» **The problem**
Once the pictures are set aside, transcribe the remaining data exactly.

Figure record extracts:
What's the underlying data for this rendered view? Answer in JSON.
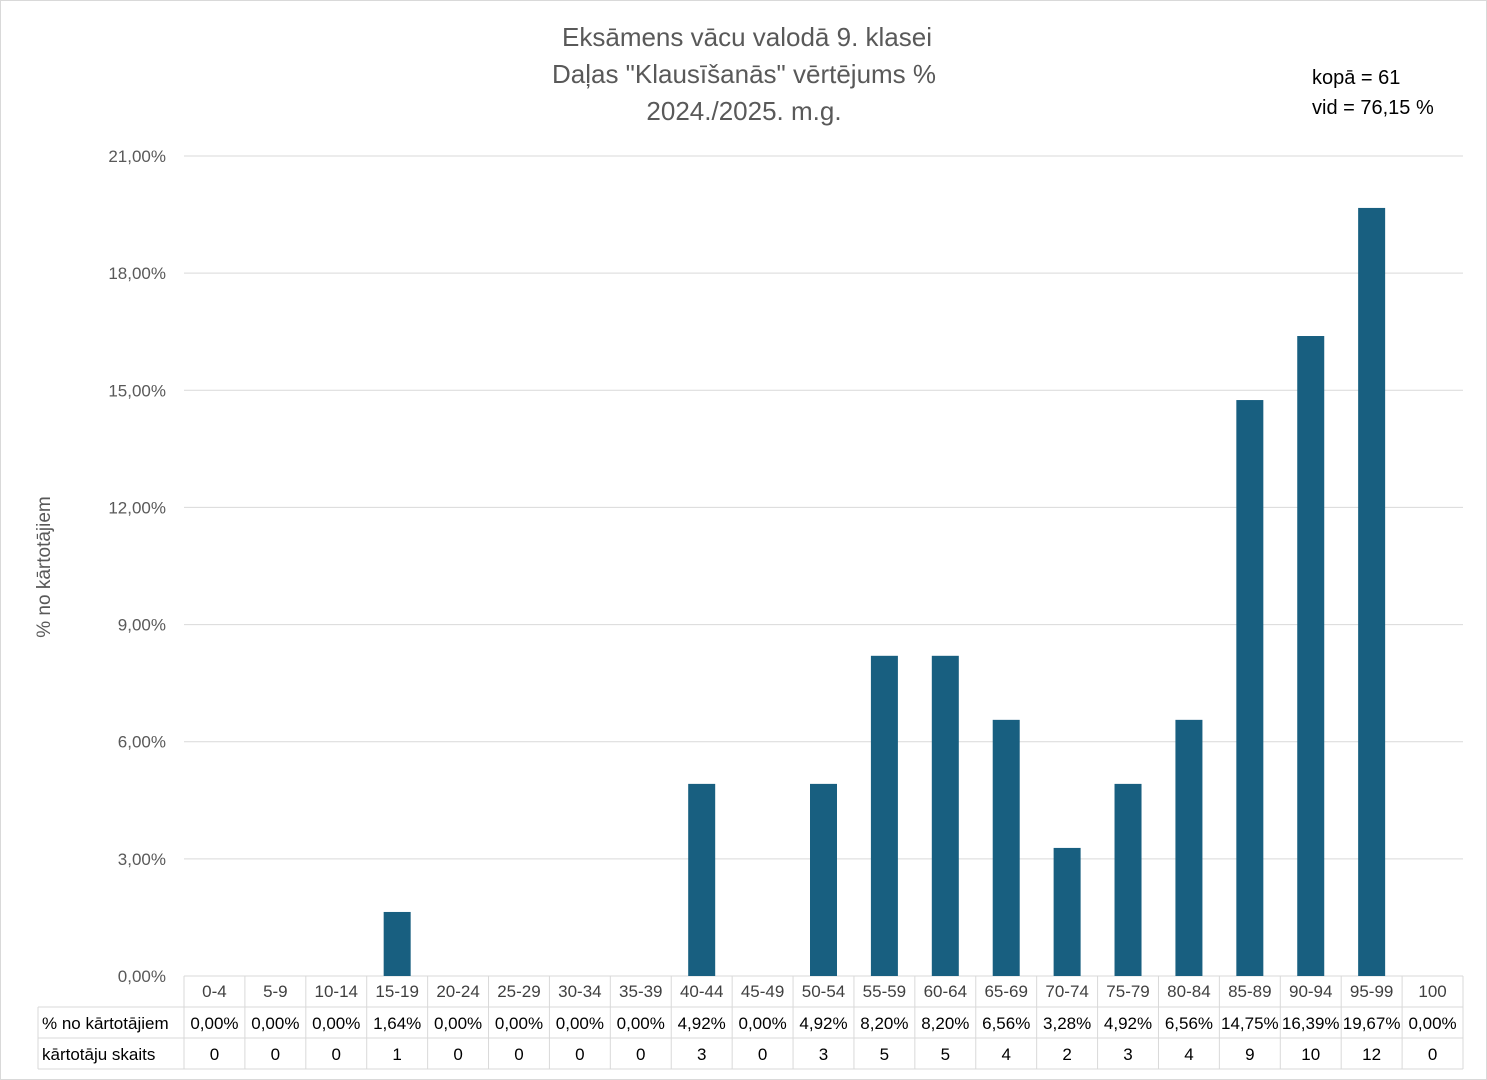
{
  "chart_data": {
    "type": "bar",
    "title": [
      "Eksāmens vācu valodā 9. klasei",
      "Daļas \"Klausīšanās\" vērtējums %",
      "2024./2025. m.g."
    ],
    "ylabel": "% no kārtotājiem",
    "ylim": [
      0,
      21
    ],
    "yticks": [
      "0,00%",
      "3,00%",
      "6,00%",
      "9,00%",
      "12,00%",
      "15,00%",
      "18,00%",
      "21,00%"
    ],
    "grid": true,
    "colors": {
      "bar": "#185f80",
      "grid": "#d9d9d9"
    },
    "annotations": [
      "kopā = 61",
      "vid = 76,15 %"
    ],
    "categories": [
      "0-4",
      "5-9",
      "10-14",
      "15-19",
      "20-24",
      "25-29",
      "30-34",
      "35-39",
      "40-44",
      "45-49",
      "50-54",
      "55-59",
      "60-64",
      "65-69",
      "70-74",
      "75-79",
      "80-84",
      "85-89",
      "90-94",
      "95-99",
      "100"
    ],
    "values": [
      0,
      0,
      0,
      1.64,
      0,
      0,
      0,
      0,
      4.92,
      0,
      4.92,
      8.2,
      8.2,
      6.56,
      3.28,
      4.92,
      6.56,
      14.75,
      16.39,
      19.67,
      0
    ],
    "table": {
      "rows": [
        {
          "label": "% no kārtotājiem",
          "cells": [
            "0,00%",
            "0,00%",
            "0,00%",
            "1,64%",
            "0,00%",
            "0,00%",
            "0,00%",
            "0,00%",
            "4,92%",
            "0,00%",
            "4,92%",
            "8,20%",
            "8,20%",
            "6,56%",
            "3,28%",
            "4,92%",
            "6,56%",
            "14,75%",
            "16,39%",
            "19,67%",
            "0,00%"
          ]
        },
        {
          "label": "kārtotāju skaits",
          "cells": [
            "0",
            "0",
            "0",
            "1",
            "0",
            "0",
            "0",
            "0",
            "3",
            "0",
            "3",
            "5",
            "5",
            "4",
            "2",
            "3",
            "4",
            "9",
            "10",
            "12",
            "0"
          ]
        }
      ]
    }
  }
}
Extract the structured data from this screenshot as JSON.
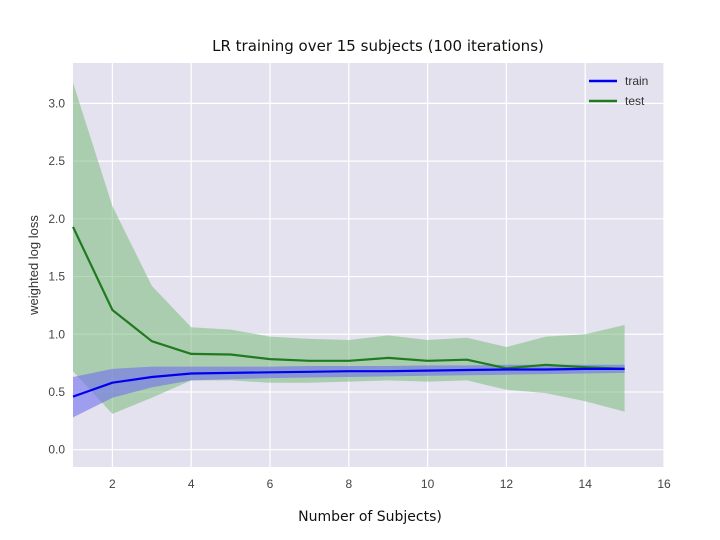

» **Written answer**
What's the underlying data for this rendered view? Answer in JSON.
{
  "chart_data": {
    "type": "bar",
    "title": [
      "Eksāmens vācu valodā 9. klasei",
      "Daļas \"Klausīšanās\" vērtējums %",
      "2024./2025. m.g."
    ],
    "ylabel": "% no kārtotājiem",
    "ylim": [
      0,
      21
    ],
    "yticks": [
      "0,00%",
      "3,00%",
      "6,00%",
      "9,00%",
      "12,00%",
      "15,00%",
      "18,00%",
      "21,00%"
    ],
    "grid": true,
    "colors": {
      "bar": "#185f80",
      "grid": "#d9d9d9"
    },
    "annotations": [
      "kopā = 61",
      "vid = 76,15 %"
    ],
    "categories": [
      "0-4",
      "5-9",
      "10-14",
      "15-19",
      "20-24",
      "25-29",
      "30-34",
      "35-39",
      "40-44",
      "45-49",
      "50-54",
      "55-59",
      "60-64",
      "65-69",
      "70-74",
      "75-79",
      "80-84",
      "85-89",
      "90-94",
      "95-99",
      "100"
    ],
    "values": [
      0,
      0,
      0,
      1.64,
      0,
      0,
      0,
      0,
      4.92,
      0,
      4.92,
      8.2,
      8.2,
      6.56,
      3.28,
      4.92,
      6.56,
      14.75,
      16.39,
      19.67,
      0
    ],
    "table": {
      "rows": [
        {
          "label": "% no kārtotājiem",
          "cells": [
            "0,00%",
            "0,00%",
            "0,00%",
            "1,64%",
            "0,00%",
            "0,00%",
            "0,00%",
            "0,00%",
            "4,92%",
            "0,00%",
            "4,92%",
            "8,20%",
            "8,20%",
            "6,56%",
            "3,28%",
            "4,92%",
            "6,56%",
            "14,75%",
            "16,39%",
            "19,67%",
            "0,00%"
          ]
        },
        {
          "label": "kārtotāju skaits",
          "cells": [
            "0",
            "0",
            "0",
            "1",
            "0",
            "0",
            "0",
            "0",
            "3",
            "0",
            "3",
            "5",
            "5",
            "4",
            "2",
            "3",
            "4",
            "9",
            "10",
            "12",
            "0"
          ]
        }
      ]
    }
  }
}
Extract the structured data from this screenshot as JSON.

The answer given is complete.